## Begin Records shown

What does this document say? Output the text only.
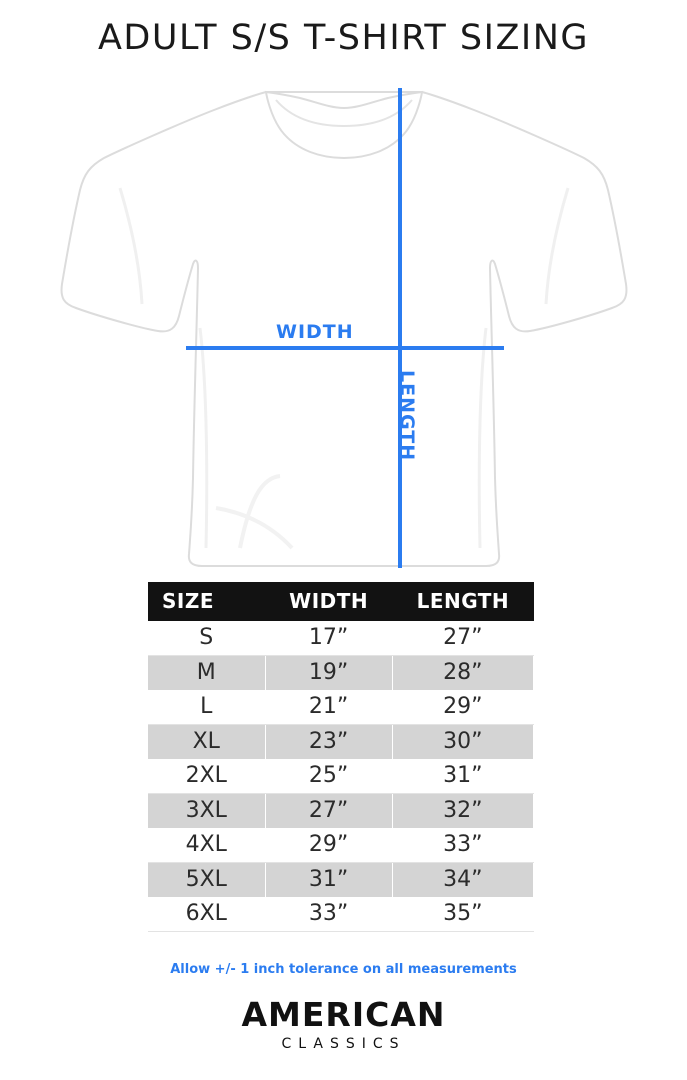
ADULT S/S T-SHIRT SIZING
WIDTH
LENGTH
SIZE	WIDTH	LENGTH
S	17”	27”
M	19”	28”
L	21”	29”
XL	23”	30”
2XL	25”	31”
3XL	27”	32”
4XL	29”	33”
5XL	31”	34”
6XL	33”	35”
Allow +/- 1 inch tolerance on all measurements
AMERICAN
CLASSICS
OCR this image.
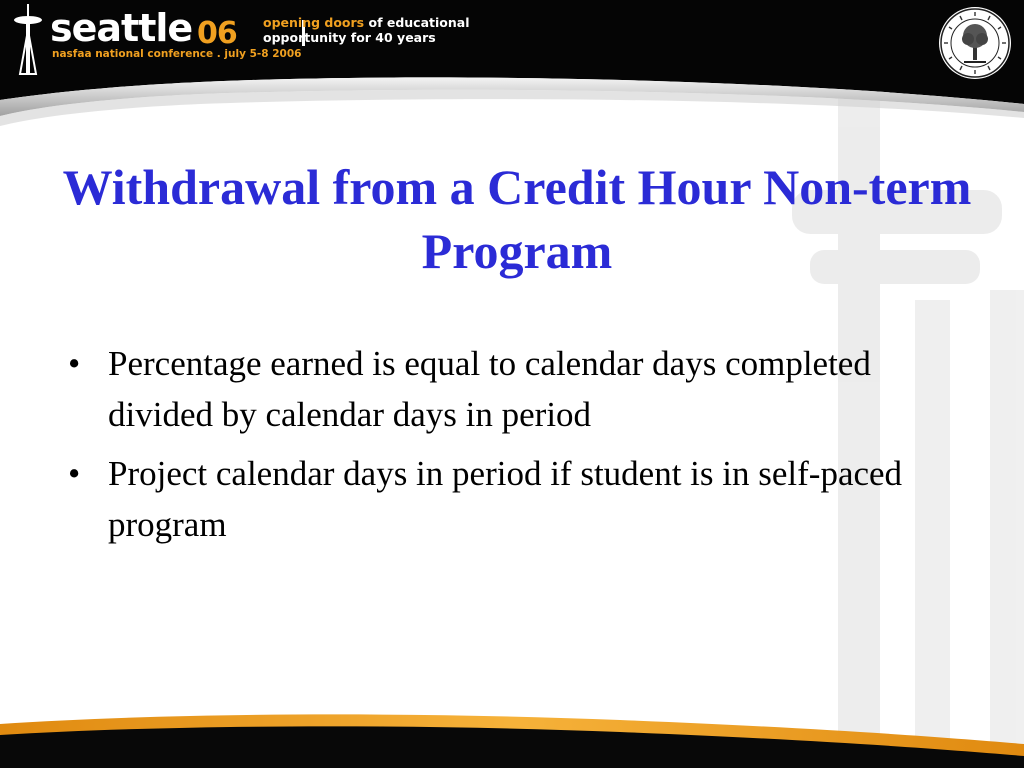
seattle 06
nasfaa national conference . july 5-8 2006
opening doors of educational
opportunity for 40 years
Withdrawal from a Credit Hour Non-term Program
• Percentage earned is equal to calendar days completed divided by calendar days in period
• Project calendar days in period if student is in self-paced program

## End Records shown
## Begin Records shown

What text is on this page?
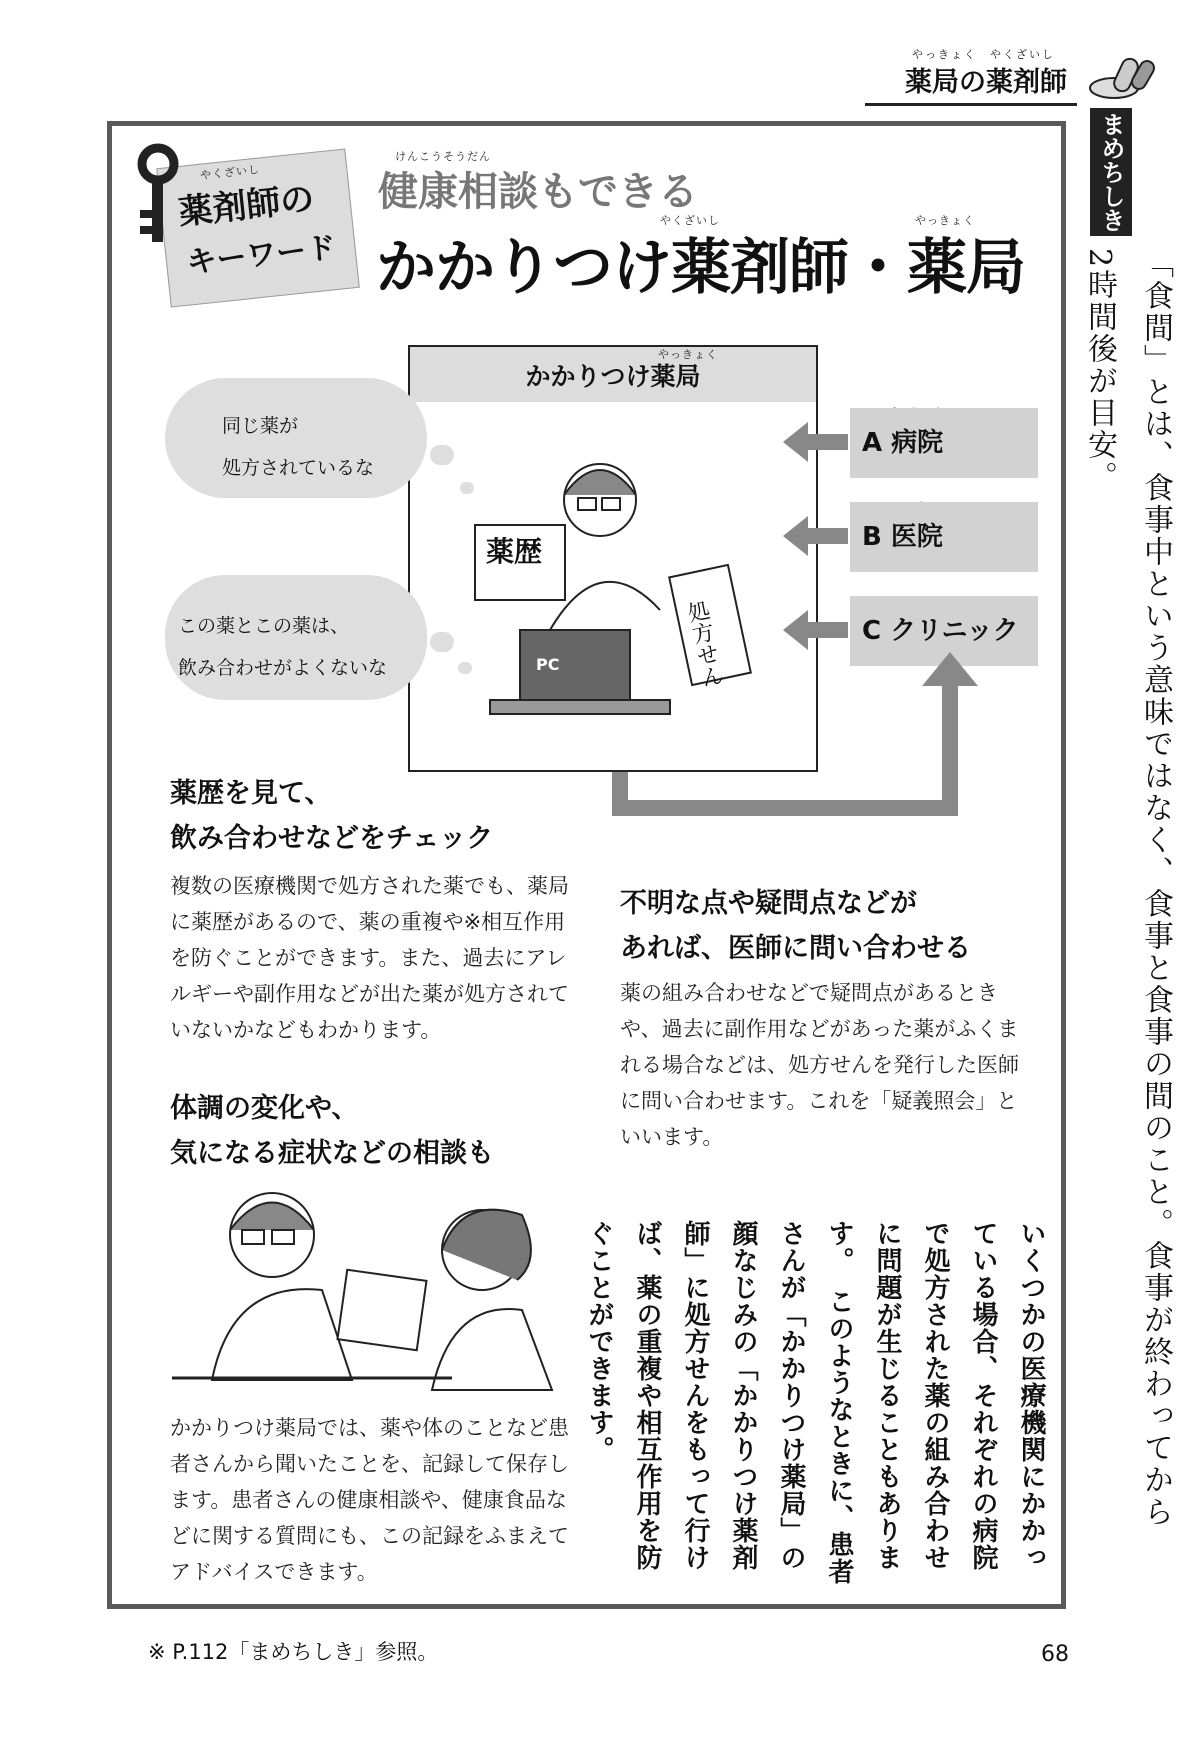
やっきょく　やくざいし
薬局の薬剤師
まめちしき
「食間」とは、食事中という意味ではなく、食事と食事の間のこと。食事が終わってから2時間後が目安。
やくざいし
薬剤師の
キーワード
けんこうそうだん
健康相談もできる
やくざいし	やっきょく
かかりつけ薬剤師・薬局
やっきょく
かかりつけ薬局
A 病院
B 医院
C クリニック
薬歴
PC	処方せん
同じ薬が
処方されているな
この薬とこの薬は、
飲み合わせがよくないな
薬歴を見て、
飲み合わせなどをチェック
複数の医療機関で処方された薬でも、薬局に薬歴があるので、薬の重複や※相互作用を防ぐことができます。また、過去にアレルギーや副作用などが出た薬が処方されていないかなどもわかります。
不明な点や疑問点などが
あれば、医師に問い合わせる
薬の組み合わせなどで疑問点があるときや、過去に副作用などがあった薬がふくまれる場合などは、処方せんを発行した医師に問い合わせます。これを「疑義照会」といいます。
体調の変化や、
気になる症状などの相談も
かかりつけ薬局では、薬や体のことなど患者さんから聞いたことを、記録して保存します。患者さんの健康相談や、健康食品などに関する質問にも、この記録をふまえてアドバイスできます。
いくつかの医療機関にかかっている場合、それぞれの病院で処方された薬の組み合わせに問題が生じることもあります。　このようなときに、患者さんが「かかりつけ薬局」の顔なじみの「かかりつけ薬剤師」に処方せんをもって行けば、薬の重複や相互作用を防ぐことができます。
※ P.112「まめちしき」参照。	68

## End Records shown

* **Written request**: Scan the listing above. Collect all lines with the word "What".

* **Full answer**:
What does this document say? Output the text only.
What text is on this page?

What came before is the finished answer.